## [Directive]
Look through the data below. Collect every line where the word "sista" occurs.

(Records contained in a dataset)
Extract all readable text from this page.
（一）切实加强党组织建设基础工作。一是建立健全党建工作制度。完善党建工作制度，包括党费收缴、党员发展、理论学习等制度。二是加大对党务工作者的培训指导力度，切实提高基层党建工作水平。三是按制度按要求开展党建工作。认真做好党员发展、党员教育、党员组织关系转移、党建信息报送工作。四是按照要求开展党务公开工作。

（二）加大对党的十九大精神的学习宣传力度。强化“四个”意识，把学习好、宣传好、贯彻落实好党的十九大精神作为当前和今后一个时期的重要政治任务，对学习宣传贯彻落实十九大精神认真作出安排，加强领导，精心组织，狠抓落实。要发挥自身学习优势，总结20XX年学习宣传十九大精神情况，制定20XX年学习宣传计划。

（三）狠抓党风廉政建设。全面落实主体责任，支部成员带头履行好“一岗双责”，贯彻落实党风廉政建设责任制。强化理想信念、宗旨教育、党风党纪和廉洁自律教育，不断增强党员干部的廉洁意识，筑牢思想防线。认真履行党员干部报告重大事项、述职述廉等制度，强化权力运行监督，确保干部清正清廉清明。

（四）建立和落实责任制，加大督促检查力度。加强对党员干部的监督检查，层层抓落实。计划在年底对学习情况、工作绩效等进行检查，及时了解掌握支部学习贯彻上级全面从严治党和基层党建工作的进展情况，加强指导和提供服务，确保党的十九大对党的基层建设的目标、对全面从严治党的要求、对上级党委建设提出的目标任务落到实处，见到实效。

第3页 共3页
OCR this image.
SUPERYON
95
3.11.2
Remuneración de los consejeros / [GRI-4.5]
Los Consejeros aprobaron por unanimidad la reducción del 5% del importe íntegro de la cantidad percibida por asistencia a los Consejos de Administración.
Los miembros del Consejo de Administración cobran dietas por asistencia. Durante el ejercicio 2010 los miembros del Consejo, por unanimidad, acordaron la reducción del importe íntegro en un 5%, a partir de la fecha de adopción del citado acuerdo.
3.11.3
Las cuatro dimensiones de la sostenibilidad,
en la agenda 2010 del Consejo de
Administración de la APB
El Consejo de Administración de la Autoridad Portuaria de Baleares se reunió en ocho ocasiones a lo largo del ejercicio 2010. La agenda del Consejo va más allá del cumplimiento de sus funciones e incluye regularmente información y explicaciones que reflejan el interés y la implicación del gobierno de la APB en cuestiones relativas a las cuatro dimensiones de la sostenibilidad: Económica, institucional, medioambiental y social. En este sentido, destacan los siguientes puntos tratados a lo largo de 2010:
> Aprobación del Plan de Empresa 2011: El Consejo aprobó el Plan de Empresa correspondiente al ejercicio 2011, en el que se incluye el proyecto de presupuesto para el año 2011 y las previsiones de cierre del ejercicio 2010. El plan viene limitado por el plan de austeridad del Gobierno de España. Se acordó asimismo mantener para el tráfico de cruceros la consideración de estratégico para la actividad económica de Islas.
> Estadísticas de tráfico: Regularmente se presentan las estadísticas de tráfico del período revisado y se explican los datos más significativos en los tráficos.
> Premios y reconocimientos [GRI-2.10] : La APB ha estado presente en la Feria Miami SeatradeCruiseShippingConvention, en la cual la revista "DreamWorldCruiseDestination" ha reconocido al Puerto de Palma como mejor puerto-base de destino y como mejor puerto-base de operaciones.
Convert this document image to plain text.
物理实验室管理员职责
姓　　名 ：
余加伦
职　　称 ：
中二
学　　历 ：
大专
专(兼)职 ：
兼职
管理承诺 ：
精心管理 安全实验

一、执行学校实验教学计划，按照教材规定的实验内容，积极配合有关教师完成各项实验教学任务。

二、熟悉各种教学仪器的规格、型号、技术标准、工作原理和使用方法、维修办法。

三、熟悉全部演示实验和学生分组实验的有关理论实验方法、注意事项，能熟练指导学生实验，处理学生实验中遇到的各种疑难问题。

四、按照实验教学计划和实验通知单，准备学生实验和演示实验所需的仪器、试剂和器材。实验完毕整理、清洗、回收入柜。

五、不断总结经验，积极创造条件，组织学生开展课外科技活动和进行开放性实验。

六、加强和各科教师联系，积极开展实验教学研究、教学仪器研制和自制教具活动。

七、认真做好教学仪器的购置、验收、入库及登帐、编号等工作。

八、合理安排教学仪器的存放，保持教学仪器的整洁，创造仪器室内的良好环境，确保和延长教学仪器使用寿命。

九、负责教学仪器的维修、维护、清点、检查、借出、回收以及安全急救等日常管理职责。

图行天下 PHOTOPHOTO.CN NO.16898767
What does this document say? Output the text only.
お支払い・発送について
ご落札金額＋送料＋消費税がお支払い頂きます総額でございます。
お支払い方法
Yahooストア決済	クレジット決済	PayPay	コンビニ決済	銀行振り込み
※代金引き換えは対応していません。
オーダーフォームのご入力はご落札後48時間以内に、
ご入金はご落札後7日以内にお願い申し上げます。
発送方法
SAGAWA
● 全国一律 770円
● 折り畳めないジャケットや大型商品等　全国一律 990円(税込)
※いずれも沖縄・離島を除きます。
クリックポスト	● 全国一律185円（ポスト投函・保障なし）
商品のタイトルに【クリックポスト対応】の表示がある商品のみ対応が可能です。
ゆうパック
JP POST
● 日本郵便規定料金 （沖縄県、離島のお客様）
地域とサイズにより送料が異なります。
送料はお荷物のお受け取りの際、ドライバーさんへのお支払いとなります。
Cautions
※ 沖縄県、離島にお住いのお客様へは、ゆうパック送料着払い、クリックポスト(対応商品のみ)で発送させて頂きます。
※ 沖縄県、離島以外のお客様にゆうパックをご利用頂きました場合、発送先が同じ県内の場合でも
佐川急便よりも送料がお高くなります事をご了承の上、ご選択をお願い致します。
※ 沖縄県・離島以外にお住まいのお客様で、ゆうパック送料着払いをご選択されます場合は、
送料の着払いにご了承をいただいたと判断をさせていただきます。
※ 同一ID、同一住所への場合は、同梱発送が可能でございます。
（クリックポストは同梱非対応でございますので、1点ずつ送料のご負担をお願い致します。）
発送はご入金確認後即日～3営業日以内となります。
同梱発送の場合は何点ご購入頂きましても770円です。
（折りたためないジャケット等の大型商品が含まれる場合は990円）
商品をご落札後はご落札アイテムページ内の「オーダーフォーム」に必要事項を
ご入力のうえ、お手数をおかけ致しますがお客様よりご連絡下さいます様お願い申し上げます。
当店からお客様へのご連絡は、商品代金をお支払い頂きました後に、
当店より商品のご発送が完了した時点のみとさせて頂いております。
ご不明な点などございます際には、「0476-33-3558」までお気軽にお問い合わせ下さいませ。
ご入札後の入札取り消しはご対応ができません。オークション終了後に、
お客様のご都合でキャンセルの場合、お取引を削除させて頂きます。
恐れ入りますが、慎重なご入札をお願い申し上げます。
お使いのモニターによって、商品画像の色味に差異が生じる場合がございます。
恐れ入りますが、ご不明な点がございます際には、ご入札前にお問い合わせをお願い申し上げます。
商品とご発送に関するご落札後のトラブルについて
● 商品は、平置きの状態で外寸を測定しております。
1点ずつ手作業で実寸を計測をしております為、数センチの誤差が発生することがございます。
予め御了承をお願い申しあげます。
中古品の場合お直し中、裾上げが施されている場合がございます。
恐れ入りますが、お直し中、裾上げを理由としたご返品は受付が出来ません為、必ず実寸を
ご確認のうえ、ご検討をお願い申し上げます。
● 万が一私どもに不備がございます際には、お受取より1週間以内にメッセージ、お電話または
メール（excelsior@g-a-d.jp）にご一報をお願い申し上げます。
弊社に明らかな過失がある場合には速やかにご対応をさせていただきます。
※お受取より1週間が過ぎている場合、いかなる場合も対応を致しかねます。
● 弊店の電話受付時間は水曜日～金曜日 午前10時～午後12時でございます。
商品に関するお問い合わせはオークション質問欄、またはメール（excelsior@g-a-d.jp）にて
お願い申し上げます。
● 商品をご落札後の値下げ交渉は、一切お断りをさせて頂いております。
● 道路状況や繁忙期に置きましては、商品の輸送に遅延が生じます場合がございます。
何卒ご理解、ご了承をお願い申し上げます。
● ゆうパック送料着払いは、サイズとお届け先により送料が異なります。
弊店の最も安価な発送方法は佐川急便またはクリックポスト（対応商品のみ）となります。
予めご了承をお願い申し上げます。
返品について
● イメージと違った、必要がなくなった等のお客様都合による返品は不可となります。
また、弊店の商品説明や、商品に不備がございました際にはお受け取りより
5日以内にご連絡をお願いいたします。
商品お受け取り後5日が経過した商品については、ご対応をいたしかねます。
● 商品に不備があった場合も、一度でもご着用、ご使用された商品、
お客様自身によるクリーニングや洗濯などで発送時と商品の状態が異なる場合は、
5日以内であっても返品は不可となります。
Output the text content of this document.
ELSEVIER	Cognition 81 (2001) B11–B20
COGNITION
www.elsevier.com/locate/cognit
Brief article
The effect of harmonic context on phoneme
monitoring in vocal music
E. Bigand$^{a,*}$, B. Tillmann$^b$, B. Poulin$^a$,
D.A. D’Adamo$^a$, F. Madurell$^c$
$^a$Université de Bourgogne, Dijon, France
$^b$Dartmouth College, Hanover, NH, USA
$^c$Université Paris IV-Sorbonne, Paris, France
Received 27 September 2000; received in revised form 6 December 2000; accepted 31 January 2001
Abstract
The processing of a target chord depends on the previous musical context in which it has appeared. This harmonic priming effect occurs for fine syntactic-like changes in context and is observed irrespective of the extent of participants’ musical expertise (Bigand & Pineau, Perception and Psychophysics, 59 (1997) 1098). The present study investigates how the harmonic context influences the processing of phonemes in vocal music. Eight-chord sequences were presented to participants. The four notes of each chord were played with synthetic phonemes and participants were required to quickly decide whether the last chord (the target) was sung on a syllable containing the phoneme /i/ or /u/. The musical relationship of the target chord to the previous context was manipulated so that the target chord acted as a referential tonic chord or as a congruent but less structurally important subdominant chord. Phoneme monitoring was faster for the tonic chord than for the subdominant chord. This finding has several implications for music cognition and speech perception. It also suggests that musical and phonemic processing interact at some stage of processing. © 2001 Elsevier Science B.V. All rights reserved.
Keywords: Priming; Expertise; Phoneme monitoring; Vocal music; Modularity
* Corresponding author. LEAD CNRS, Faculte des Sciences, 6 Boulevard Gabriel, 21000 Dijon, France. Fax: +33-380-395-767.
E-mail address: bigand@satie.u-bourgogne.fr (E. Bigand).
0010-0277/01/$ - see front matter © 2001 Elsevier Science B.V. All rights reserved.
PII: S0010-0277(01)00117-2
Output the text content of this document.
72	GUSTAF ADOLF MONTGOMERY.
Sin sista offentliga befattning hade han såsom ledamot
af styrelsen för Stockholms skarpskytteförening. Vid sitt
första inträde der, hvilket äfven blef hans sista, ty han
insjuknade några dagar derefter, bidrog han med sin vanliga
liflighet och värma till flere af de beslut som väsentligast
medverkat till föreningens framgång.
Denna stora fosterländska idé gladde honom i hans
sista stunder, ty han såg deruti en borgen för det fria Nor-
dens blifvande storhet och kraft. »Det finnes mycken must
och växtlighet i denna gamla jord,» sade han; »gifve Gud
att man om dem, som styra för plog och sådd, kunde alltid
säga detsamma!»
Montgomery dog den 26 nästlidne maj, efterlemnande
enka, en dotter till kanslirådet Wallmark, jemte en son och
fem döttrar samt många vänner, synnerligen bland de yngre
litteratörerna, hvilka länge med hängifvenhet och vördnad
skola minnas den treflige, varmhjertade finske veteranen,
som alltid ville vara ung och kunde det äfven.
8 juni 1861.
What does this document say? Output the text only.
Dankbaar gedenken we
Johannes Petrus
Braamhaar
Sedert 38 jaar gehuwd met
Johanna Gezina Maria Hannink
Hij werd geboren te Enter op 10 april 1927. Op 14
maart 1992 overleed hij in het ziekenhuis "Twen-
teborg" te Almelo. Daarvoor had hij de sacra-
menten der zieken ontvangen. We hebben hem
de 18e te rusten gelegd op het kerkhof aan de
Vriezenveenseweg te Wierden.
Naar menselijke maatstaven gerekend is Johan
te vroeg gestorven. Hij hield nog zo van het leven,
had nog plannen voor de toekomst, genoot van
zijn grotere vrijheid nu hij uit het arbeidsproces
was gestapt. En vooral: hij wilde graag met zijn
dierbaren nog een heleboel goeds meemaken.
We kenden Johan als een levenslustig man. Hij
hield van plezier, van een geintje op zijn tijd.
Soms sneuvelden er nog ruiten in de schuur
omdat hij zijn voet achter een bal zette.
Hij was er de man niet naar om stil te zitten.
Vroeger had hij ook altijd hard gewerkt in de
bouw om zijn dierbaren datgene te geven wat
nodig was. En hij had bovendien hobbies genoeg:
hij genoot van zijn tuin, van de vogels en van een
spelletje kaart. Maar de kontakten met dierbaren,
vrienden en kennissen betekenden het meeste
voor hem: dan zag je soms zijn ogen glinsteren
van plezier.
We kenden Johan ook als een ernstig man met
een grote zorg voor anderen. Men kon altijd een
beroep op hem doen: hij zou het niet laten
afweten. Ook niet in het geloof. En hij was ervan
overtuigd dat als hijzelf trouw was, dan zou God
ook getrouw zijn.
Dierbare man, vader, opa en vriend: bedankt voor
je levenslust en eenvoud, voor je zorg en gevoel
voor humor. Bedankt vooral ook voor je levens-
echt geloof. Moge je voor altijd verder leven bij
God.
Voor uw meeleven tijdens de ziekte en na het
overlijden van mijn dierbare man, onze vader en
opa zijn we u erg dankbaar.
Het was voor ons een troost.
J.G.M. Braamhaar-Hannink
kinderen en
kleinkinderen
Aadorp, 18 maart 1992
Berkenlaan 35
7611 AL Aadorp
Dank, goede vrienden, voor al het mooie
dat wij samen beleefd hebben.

## [Answer below]
Sin sista offentliga befattning hade han såsom ledamot
första inträde der, hvilket äfven blef hans sista, ty han
sista stunder, ty han såg deruti en borgen för det fria Nor-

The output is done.